Collected data entries
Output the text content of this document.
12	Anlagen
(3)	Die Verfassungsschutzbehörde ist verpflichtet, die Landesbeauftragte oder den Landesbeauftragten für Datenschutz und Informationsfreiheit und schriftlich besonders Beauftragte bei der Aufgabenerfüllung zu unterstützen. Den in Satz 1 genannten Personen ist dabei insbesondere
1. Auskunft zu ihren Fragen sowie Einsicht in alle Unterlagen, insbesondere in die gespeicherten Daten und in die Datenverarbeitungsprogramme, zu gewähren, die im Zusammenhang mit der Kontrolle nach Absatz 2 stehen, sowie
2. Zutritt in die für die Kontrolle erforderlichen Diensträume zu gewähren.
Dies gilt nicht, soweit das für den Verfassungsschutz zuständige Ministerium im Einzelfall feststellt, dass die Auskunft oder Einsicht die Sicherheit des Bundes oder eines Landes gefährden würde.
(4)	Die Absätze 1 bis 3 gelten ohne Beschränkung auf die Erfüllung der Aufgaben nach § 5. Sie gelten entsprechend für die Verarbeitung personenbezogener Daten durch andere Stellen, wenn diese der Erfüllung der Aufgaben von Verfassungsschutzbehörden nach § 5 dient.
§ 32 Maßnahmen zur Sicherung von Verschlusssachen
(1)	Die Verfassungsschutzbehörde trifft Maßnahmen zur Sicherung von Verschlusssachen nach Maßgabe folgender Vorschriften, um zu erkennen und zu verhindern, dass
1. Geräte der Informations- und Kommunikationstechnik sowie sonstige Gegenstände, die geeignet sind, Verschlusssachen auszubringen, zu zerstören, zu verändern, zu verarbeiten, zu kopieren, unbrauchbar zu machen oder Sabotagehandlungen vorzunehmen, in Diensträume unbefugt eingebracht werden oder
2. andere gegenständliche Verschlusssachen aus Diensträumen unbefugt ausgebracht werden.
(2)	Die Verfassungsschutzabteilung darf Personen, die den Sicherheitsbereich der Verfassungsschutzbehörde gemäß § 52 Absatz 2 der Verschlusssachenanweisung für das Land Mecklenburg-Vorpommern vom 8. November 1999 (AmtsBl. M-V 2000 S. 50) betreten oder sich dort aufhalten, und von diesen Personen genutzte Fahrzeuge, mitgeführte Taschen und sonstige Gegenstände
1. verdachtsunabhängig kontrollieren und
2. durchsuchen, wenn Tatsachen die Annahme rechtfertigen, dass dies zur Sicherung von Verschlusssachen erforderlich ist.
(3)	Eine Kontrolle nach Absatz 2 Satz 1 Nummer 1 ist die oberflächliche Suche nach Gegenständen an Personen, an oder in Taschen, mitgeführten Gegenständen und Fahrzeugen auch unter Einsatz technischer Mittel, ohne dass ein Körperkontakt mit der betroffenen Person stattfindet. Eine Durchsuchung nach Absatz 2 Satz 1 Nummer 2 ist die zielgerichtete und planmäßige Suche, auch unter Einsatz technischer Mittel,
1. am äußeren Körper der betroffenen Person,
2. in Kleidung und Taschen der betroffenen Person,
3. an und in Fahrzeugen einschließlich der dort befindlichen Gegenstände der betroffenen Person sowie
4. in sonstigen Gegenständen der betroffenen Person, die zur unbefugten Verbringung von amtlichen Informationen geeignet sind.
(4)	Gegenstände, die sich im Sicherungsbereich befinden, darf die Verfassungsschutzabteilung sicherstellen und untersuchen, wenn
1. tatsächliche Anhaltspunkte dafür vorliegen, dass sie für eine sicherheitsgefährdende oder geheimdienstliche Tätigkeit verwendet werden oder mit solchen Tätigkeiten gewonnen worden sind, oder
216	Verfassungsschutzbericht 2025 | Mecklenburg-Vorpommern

THE PROBLEM >>
Exactly as shown above, return every record.

EXERCISE OUTPUT >>
Output the text content of this document.
12	Anlagen
(3)	Die Verfassungsschutzbehörde ist verpflichtet, die Landesbeauftragte oder den Landesbeauftragten für Datenschutz und Informationsfreiheit und schriftlich besonders Beauftragte bei der Aufgabenerfüllung zu unterstützen. Den in Satz 1 genannten Personen ist dabei insbesondere
1. Auskunft zu ihren Fragen sowie Einsicht in alle Unterlagen, insbesondere in die gespeicherten Daten und in die Datenverarbeitungsprogramme, zu gewähren, die im Zusammenhang mit der Kontrolle nach Absatz 2 stehen, sowie
2. Zutritt in die für die Kontrolle erforderlichen Diensträume zu gewähren.
Dies gilt nicht, soweit das für den Verfassungsschutz zuständige Ministerium im Einzelfall feststellt, dass die Auskunft oder Einsicht die Sicherheit des Bundes oder eines Landes gefährden würde.
(4)	Die Absätze 1 bis 3 gelten ohne Beschränkung auf die Erfüllung der Aufgaben nach § 5. Sie gelten entsprechend für die Verarbeitung personenbezogener Daten durch andere Stellen, wenn diese der Erfüllung der Aufgaben von Verfassungsschutzbehörden nach § 5 dient.
§ 32 Maßnahmen zur Sicherung von Verschlusssachen
(1)	Die Verfassungsschutzbehörde trifft Maßnahmen zur Sicherung von Verschlusssachen nach Maßgabe folgender Vorschriften, um zu erkennen und zu verhindern, dass
1. Geräte der Informations- und Kommunikationstechnik sowie sonstige Gegenstände, die geeignet sind, Verschlusssachen auszubringen, zu zerstören, zu verändern, zu verarbeiten, zu kopieren, unbrauchbar zu machen oder Sabotagehandlungen vorzunehmen, in Diensträume unbefugt eingebracht werden oder
2. andere gegenständliche Verschlusssachen aus Diensträumen unbefugt ausgebracht werden.
(2)	Die Verfassungsschutzabteilung darf Personen, die den Sicherheitsbereich der Verfassungsschutzbehörde gemäß § 52 Absatz 2 der Verschlusssachenanweisung für das Land Mecklenburg-Vorpommern vom 8. November 1999 (AmtsBl. M-V 2000 S. 50) betreten oder sich dort aufhalten, und von diesen Personen genutzte Fahrzeuge, mitgeführte Taschen und sonstige Gegenstände
1. verdachtsunabhängig kontrollieren und
2. durchsuchen, wenn Tatsachen die Annahme rechtfertigen, dass dies zur Sicherung von Verschlusssachen erforderlich ist.
(3)	Eine Kontrolle nach Absatz 2 Satz 1 Nummer 1 ist die oberflächliche Suche nach Gegenständen an Personen, an oder in Taschen, mitgeführten Gegenständen und Fahrzeugen auch unter Einsatz technischer Mittel, ohne dass ein Körperkontakt mit der betroffenen Person stattfindet. Eine Durchsuchung nach Absatz 2 Satz 1 Nummer 2 ist die zielgerichtete und planmäßige Suche, auch unter Einsatz technischer Mittel,
1. am äußeren Körper der betroffenen Person,
2. in Kleidung und Taschen der betroffenen Person,
3. an und in Fahrzeugen einschließlich der dort befindlichen Gegenstände der betroffenen Person sowie
4. in sonstigen Gegenständen der betroffenen Person, die zur unbefugten Verbringung von amtlichen Informationen geeignet sind.
(4)	Gegenstände, die sich im Sicherungsbereich befinden, darf die Verfassungsschutzabteilung sicherstellen und untersuchen, wenn
1. tatsächliche Anhaltspunkte dafür vorliegen, dass sie für eine sicherheitsgefährdende oder geheimdienstliche Tätigkeit verwendet werden oder mit solchen Tätigkeiten gewonnen worden sind, oder
216	Verfassungsschutzbericht 2025 | Mecklenburg-Vorpommern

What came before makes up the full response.